RECORDS SHOWN:
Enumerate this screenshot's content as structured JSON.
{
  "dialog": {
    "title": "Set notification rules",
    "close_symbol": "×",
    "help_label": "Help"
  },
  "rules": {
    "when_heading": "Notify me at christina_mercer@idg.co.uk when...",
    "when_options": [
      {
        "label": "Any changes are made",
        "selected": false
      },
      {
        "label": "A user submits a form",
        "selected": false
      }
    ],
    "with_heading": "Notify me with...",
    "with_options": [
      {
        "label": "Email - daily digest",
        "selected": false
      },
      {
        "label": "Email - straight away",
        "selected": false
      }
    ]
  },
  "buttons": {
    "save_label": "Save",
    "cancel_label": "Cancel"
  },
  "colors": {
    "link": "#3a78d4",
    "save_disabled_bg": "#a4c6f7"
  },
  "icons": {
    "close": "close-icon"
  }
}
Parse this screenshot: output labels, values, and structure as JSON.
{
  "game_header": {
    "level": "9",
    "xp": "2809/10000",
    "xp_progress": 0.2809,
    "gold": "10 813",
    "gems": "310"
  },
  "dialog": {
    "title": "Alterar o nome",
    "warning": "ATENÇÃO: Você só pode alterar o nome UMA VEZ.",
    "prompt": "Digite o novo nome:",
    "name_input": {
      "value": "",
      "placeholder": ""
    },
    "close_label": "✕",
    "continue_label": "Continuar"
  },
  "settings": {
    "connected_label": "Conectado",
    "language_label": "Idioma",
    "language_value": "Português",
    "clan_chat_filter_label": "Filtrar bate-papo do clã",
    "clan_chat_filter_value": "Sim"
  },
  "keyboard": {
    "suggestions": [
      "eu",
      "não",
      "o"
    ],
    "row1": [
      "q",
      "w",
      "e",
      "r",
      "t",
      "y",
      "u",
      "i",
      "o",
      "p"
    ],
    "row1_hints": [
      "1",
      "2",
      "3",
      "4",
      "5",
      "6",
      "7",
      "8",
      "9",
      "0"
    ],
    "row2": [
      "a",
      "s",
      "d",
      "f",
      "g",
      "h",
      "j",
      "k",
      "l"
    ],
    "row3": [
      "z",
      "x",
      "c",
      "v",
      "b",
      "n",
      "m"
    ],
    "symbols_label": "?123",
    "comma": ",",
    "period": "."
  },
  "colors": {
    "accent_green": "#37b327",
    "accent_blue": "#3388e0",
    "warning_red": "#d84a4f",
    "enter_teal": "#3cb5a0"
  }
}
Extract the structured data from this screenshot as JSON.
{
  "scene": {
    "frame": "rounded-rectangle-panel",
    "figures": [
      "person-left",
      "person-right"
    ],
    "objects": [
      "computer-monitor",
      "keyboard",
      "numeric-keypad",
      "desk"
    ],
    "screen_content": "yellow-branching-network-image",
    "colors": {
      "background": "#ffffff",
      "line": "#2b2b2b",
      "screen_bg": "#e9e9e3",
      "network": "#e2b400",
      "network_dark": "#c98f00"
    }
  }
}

GIVEN EXERCISE: Write an exact transcription of every entry above.

TASK RESPONSE:
Enumerate this screenshot's content as structured JSON.
{
  "dialog": {
    "title": "Set notification rules",
    "close_symbol": "×",
    "help_label": "Help"
  },
  "rules": {
    "when_heading": "Notify me at christina_mercer@idg.co.uk when...",
    "when_options": [
      {
        "label": "Any changes are made",
        "selected": false
      },
      {
        "label": "A user submits a form",
        "selected": false
      }
    ],
    "with_heading": "Notify me with...",
    "with_options": [
      {
        "label": "Email - daily digest",
        "selected": false
      },
      {
        "label": "Email - straight away",
        "selected": false
      }
    ]
  },
  "buttons": {
    "save_label": "Save",
    "cancel_label": "Cancel"
  },
  "colors": {
    "link": "#3a78d4",
    "save_disabled_bg": "#a4c6f7"
  },
  "icons": {
    "close": "close-icon"
  }
}
Parse this screenshot: output labels, values, and structure as JSON.
{
  "game_header": {
    "level": "9",
    "xp": "2809/10000",
    "xp_progress": 0.2809,
    "gold": "10 813",
    "gems": "310"
  },
  "dialog": {
    "title": "Alterar o nome",
    "warning": "ATENÇÃO: Você só pode alterar o nome UMA VEZ.",
    "prompt": "Digite o novo nome:",
    "name_input": {
      "value": "",
      "placeholder": ""
    },
    "close_label": "✕",
    "continue_label": "Continuar"
  },
  "settings": {
    "connected_label": "Conectado",
    "language_label": "Idioma",
    "language_value": "Português",
    "clan_chat_filter_label": "Filtrar bate-papo do clã",
    "clan_chat_filter_value": "Sim"
  },
  "keyboard": {
    "suggestions": [
      "eu",
      "não",
      "o"
    ],
    "row1": [
      "q",
      "w",
      "e",
      "r",
      "t",
      "y",
      "u",
      "i",
      "o",
      "p"
    ],
    "row1_hints": [
      "1",
      "2",
      "3",
      "4",
      "5",
      "6",
      "7",
      "8",
      "9",
      "0"
    ],
    "row2": [
      "a",
      "s",
      "d",
      "f",
      "g",
      "h",
      "j",
      "k",
      "l"
    ],
    "row3": [
      "z",
      "x",
      "c",
      "v",
      "b",
      "n",
      "m"
    ],
    "symbols_label": "?123",
    "comma": ",",
    "period": "."
  },
  "colors": {
    "accent_green": "#37b327",
    "accent_blue": "#3388e0",
    "warning_red": "#d84a4f",
    "enter_teal": "#3cb5a0"
  }
}
Extract the structured data from this screenshot as JSON.
{
  "scene": {
    "frame": "rounded-rectangle-panel",
    "figures": [
      "person-left",
      "person-right"
    ],
    "objects": [
      "computer-monitor",
      "keyboard",
      "numeric-keypad",
      "desk"
    ],
    "screen_content": "yellow-branching-network-image",
    "colors": {
      "background": "#ffffff",
      "line": "#2b2b2b",
      "screen_bg": "#e9e9e3",
      "network": "#e2b400",
      "network_dark": "#c98f00"
    }
  }
}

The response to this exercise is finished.